**WHAT IS EXPECTED:** Drop all images and give the records again exactly.

**SOURCE MATERIAL:**
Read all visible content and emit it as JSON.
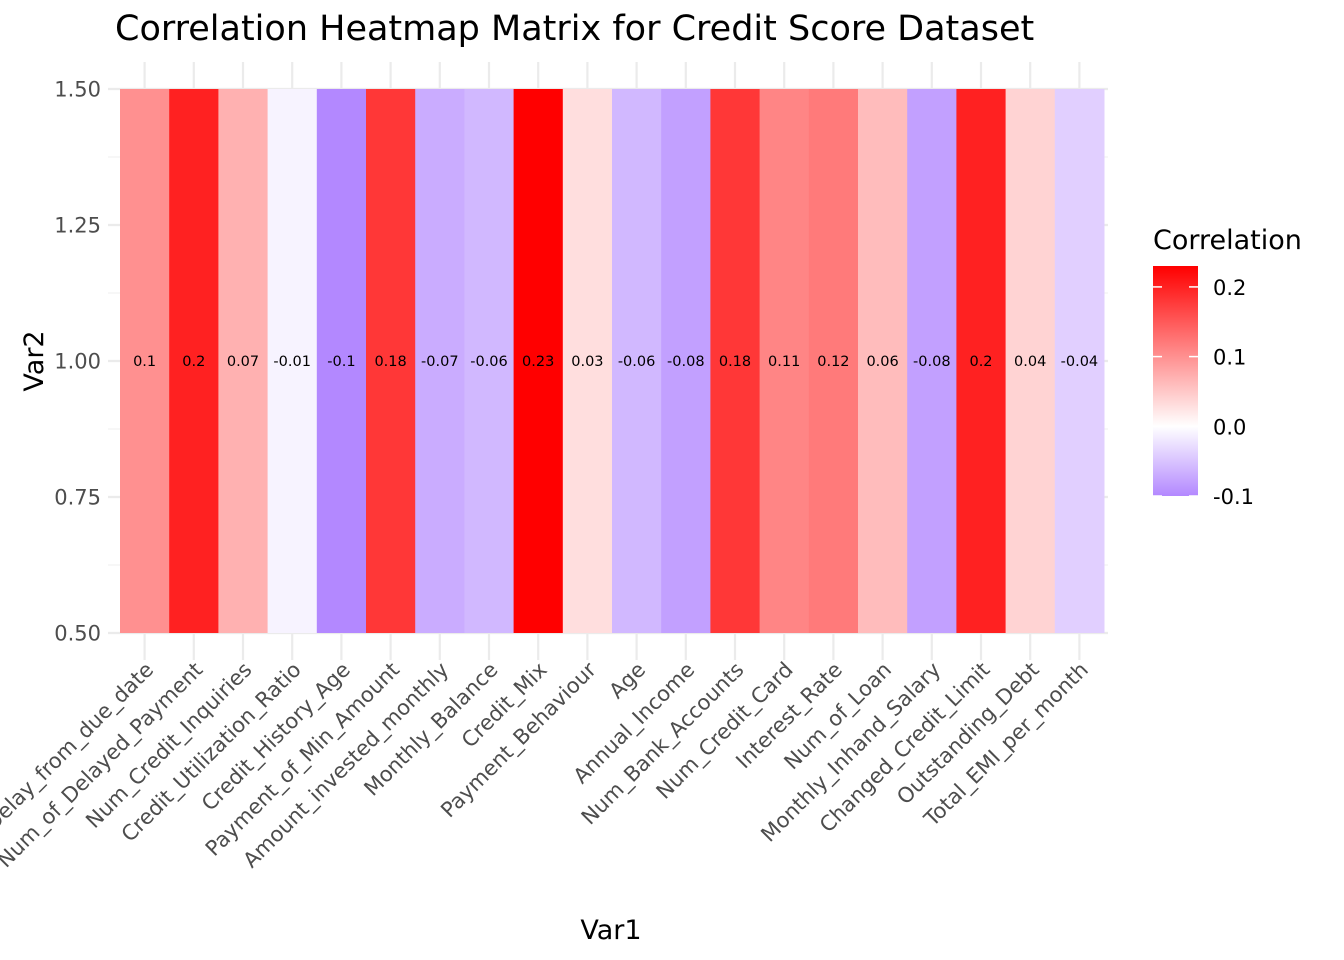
{
  "chart_data": {
    "type": "heatmap",
    "title": "Correlation Heatmap Matrix for Credit Score Dataset",
    "xlabel": "Var1",
    "ylabel": "Var2",
    "categories": [
      "Delay_from_due_date",
      "Num_of_Delayed_Payment",
      "Num_Credit_Inquiries",
      "Credit_Utilization_Ratio",
      "Credit_History_Age",
      "Payment_of_Min_Amount",
      "Amount_invested_monthly",
      "Monthly_Balance",
      "Credit_Mix",
      "Payment_Behaviour",
      "Age",
      "Annual_Income",
      "Num_Bank_Accounts",
      "Num_Credit_Card",
      "Interest_Rate",
      "Num_of_Loan",
      "Monthly_Inhand_Salary",
      "Changed_Credit_Limit",
      "Outstanding_Debt",
      "Total_EMI_per_month"
    ],
    "values": [
      0.1,
      0.2,
      0.07,
      -0.01,
      -0.1,
      0.18,
      -0.07,
      -0.06,
      0.23,
      0.03,
      -0.06,
      -0.08,
      0.18,
      0.11,
      0.12,
      0.06,
      -0.08,
      0.2,
      0.04,
      -0.04
    ],
    "value_labels": [
      "0.1",
      "0.2",
      "0.07",
      "-0.01",
      "-0.1",
      "0.18",
      "-0.07",
      "-0.06",
      "0.23",
      "0.03",
      "-0.06",
      "-0.08",
      "0.18",
      "0.11",
      "0.12",
      "0.06",
      "-0.08",
      "0.2",
      "0.04",
      "-0.04"
    ],
    "y_value": 1.0,
    "ylim": [
      0.5,
      1.5
    ],
    "yticks": [
      "0.50",
      "0.75",
      "1.00",
      "1.25",
      "1.50"
    ],
    "color_scale": {
      "low": "#b388ff",
      "mid": "#ffffff",
      "high": "#ff0000",
      "range": [
        -0.1,
        0.23
      ]
    },
    "legend": {
      "title": "Correlation",
      "labels": [
        "0.2",
        "0.1",
        "0.0",
        "-0.1"
      ],
      "placement": "right"
    },
    "grid": true
  }
}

**FULL ANSWER:**
Read all visible content and emit it as JSON.
{
  "chart_data": {
    "type": "heatmap",
    "title": "Correlation Heatmap Matrix for Credit Score Dataset",
    "xlabel": "Var1",
    "ylabel": "Var2",
    "categories": [
      "Delay_from_due_date",
      "Num_of_Delayed_Payment",
      "Num_Credit_Inquiries",
      "Credit_Utilization_Ratio",
      "Credit_History_Age",
      "Payment_of_Min_Amount",
      "Amount_invested_monthly",
      "Monthly_Balance",
      "Credit_Mix",
      "Payment_Behaviour",
      "Age",
      "Annual_Income",
      "Num_Bank_Accounts",
      "Num_Credit_Card",
      "Interest_Rate",
      "Num_of_Loan",
      "Monthly_Inhand_Salary",
      "Changed_Credit_Limit",
      "Outstanding_Debt",
      "Total_EMI_per_month"
    ],
    "values": [
      0.1,
      0.2,
      0.07,
      -0.01,
      -0.1,
      0.18,
      -0.07,
      -0.06,
      0.23,
      0.03,
      -0.06,
      -0.08,
      0.18,
      0.11,
      0.12,
      0.06,
      -0.08,
      0.2,
      0.04,
      -0.04
    ],
    "value_labels": [
      "0.1",
      "0.2",
      "0.07",
      "-0.01",
      "-0.1",
      "0.18",
      "-0.07",
      "-0.06",
      "0.23",
      "0.03",
      "-0.06",
      "-0.08",
      "0.18",
      "0.11",
      "0.12",
      "0.06",
      "-0.08",
      "0.2",
      "0.04",
      "-0.04"
    ],
    "y_value": 1.0,
    "ylim": [
      0.5,
      1.5
    ],
    "yticks": [
      "0.50",
      "0.75",
      "1.00",
      "1.25",
      "1.50"
    ],
    "color_scale": {
      "low": "#b388ff",
      "mid": "#ffffff",
      "high": "#ff0000",
      "range": [
        -0.1,
        0.23
      ]
    },
    "legend": {
      "title": "Correlation",
      "labels": [
        "0.2",
        "0.1",
        "0.0",
        "-0.1"
      ],
      "placement": "right"
    },
    "grid": true
  }
}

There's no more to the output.